Exercise aim
With the line containing "Convert this document image to plain text." as the first line and the last line of the records as the final one, reproduce that range exactly.

— START —

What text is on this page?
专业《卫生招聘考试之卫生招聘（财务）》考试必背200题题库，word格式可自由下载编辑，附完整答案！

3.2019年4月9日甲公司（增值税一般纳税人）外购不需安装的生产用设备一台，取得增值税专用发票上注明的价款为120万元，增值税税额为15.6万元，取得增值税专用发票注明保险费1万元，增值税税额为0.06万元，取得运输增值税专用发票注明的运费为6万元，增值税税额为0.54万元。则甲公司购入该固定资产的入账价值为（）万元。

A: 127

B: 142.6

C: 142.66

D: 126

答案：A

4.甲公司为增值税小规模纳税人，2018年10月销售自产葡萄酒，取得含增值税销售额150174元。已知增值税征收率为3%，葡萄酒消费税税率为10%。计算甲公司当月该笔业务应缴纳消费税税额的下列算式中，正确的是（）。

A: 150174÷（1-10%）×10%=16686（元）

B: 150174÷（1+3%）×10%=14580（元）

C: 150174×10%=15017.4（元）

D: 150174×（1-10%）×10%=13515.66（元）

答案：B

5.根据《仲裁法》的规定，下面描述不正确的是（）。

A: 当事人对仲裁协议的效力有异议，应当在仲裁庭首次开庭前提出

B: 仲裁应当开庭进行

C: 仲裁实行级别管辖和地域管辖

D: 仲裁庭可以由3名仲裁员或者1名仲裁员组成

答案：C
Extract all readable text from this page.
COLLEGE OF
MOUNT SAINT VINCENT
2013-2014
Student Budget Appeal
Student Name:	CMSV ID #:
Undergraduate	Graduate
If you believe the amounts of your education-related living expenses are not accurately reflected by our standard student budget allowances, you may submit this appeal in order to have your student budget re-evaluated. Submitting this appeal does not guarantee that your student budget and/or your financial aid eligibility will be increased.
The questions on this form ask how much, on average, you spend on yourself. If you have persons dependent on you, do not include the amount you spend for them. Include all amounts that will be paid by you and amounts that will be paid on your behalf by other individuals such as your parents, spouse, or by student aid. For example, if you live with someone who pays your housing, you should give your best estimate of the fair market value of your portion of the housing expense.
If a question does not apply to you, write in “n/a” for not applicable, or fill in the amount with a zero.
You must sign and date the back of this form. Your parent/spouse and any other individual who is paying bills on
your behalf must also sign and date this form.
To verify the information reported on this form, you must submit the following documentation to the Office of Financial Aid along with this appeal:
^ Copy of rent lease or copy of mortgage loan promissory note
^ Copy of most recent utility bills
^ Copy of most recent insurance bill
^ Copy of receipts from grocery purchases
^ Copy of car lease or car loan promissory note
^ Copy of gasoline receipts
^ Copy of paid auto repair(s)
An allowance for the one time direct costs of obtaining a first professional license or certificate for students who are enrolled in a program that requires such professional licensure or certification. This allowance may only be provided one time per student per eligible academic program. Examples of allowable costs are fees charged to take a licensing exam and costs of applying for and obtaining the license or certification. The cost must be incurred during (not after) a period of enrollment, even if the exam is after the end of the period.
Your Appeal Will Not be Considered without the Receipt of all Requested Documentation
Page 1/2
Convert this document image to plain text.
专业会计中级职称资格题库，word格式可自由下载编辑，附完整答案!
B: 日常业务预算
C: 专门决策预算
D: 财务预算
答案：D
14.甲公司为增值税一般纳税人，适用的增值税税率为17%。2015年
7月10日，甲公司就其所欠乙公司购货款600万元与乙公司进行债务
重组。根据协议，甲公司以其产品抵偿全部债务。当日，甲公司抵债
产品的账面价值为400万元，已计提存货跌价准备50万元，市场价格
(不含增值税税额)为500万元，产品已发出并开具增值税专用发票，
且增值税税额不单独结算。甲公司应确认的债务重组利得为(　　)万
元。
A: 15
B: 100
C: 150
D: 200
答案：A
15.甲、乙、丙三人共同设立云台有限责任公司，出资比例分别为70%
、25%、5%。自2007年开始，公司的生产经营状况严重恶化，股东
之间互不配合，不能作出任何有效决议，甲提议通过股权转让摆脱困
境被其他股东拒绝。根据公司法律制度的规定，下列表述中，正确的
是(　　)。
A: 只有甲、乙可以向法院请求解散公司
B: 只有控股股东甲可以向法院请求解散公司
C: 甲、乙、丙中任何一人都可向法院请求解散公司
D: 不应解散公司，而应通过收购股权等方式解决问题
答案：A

— END —

Expected output
Convert this document image to plain text.
专业会计中级职称资格题库，word格式可自由下载编辑，附完整答案!
B: 日常业务预算
C: 专门决策预算
D: 财务预算
答案：D
14.甲公司为增值税一般纳税人，适用的增值税税率为17%。2015年
7月10日，甲公司就其所欠乙公司购货款600万元与乙公司进行债务
重组。根据协议，甲公司以其产品抵偿全部债务。当日，甲公司抵债
产品的账面价值为400万元，已计提存货跌价准备50万元，市场价格
(不含增值税税额)为500万元，产品已发出并开具增值税专用发票，
且增值税税额不单独结算。甲公司应确认的债务重组利得为(　　)万
元。
A: 15
B: 100
C: 150
D: 200
答案：A
15.甲、乙、丙三人共同设立云台有限责任公司，出资比例分别为70%
、25%、5%。自2007年开始，公司的生产经营状况严重恶化，股东
之间互不配合，不能作出任何有效决议，甲提议通过股权转让摆脱困
境被其他股东拒绝。根据公司法律制度的规定，下列表述中，正确的
是(　　)。
A: 只有甲、乙可以向法院请求解散公司
B: 只有控股股东甲可以向法院请求解散公司
C: 甲、乙、丙中任何一人都可向法院请求解散公司
D: 不应解散公司，而应通过收购股权等方式解决问题
答案：A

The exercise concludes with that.